### WHAT YOU SHOULD DO
Answer these questions about the article on Romans 13:
(a) Which two books' writers does God use to present governments as terrible beasts?
(b) According to the article, what has been removed from schools?
(c) In what form does the writer hold scripture as the final authority?

### ARTICLE
SUBMIT TO GOVERNING AUTHORITIES? (ROMANS 13)
Aside from the organization that God established—the priesthood and prophets in the Old Testament, and the offices of apostle, prophets, evangelists, pastors, and teachers under the lordship of Jesus in the New Testament—has he really asked us, in Romans 13, to submit to secular governing authorities?
Remember, God tried to discourage Israel from setting up a king domain by warning them of the consequences.1 That warning listed ways by which that king would limit their freedoms and take their property. Also, using the writers of the books of Daniel and Revelation God presents/symbolizes those governments as terrible beasts.2
Throughout the early years, it was secular governments that persecuted Christians. Even today, in governments allegedly elected by the people to serve people, we see prayer removed from our schools, marriages perverted, and limits placed on what we are permitted to call sin—and we’ve done little to oppose it. Why? Was it because we believe we are to be in subjection to “governing authorities”? Is this not a conflict in which master we serve? To submit to government is to surrender our God-given unalienable rights. Too many of those rights have already been given up to a government, who by law should be our public servant, not our superior.
In that light, we need to examine the opening verses of Romans 13 which appear, especially in the modern versions, to direct us to submit to governing authorities.
Please know that I hold all scripture as God-inspired and as the final authority in my life—in its original form and language.

### DATA ROWS
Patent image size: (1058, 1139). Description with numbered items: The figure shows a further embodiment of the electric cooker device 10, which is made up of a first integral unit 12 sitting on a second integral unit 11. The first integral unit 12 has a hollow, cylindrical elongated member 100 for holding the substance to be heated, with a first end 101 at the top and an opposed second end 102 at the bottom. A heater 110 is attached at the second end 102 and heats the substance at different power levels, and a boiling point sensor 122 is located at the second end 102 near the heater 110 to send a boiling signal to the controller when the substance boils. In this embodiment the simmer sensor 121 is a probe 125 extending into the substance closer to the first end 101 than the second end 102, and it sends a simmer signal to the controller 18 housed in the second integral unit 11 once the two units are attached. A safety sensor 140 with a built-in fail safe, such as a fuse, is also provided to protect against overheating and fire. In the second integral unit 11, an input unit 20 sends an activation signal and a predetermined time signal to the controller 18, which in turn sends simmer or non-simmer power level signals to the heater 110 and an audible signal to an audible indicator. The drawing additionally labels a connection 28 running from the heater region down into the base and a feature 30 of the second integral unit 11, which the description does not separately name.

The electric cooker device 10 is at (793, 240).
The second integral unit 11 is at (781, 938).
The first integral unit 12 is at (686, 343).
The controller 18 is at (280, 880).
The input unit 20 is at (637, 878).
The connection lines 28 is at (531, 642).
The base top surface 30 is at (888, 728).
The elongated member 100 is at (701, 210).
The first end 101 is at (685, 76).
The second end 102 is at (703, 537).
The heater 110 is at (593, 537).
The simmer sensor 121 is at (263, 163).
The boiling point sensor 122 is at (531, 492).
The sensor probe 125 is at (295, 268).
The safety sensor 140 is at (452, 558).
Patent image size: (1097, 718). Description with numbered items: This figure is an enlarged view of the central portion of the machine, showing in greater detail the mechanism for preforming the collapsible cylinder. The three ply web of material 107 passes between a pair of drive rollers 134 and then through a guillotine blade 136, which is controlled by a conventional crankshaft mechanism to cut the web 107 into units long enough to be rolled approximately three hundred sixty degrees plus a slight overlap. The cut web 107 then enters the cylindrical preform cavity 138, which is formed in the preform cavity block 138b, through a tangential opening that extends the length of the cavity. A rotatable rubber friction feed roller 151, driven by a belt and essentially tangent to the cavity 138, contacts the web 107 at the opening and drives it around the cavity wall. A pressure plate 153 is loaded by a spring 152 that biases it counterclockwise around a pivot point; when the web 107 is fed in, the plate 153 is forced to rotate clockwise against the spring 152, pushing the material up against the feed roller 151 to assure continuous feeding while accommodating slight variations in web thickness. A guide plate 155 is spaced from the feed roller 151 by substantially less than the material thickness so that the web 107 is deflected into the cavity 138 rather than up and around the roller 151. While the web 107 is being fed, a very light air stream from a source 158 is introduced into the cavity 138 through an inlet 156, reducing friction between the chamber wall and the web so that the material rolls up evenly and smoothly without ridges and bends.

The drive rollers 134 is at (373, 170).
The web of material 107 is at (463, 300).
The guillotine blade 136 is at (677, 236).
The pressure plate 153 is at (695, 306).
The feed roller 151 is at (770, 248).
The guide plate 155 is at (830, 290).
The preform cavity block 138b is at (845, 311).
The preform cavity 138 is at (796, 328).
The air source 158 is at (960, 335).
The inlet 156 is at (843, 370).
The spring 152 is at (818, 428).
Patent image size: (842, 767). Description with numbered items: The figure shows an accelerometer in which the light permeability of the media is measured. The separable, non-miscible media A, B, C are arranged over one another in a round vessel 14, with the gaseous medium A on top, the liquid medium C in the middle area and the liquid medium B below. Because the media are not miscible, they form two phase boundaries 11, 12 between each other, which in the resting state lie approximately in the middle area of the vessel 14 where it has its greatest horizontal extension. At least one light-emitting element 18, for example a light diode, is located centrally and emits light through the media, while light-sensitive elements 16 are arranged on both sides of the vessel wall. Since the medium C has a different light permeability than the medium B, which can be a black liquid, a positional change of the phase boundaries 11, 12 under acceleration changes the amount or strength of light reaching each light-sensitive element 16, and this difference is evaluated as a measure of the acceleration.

### THE COMPLETED TASK
(a) Daniel and Revelation
(b) Prayer
(c) In its original form and language